STORED ROWS:

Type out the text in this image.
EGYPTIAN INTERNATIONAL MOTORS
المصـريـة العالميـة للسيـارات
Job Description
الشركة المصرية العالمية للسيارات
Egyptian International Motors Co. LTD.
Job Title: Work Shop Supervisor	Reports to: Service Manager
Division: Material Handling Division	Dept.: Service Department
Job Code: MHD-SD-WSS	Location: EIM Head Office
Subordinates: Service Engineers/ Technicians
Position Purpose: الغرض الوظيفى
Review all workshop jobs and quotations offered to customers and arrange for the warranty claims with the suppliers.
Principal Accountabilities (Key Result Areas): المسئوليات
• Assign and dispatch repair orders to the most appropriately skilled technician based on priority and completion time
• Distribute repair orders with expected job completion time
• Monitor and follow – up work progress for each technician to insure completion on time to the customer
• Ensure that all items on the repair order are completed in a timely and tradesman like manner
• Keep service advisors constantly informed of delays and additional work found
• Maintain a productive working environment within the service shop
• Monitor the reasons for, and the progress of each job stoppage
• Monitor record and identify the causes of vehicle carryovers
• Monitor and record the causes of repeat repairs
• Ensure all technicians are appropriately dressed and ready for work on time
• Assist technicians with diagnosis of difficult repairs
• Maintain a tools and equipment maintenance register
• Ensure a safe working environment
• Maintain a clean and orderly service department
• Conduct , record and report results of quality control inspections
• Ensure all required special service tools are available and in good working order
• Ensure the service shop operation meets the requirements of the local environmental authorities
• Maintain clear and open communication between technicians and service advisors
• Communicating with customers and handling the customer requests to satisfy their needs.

PROBLEM DETAILS: Reproduce each line holding the word "Monitor".

THE RESPONSE:
• Monitor and follow – up work progress for each technician to insure completion on time to the customer
• Monitor the reasons for, and the progress of each job stoppage
• Monitor record and identify the causes of vehicle carryovers
• Monitor and record the causes of repeat repairs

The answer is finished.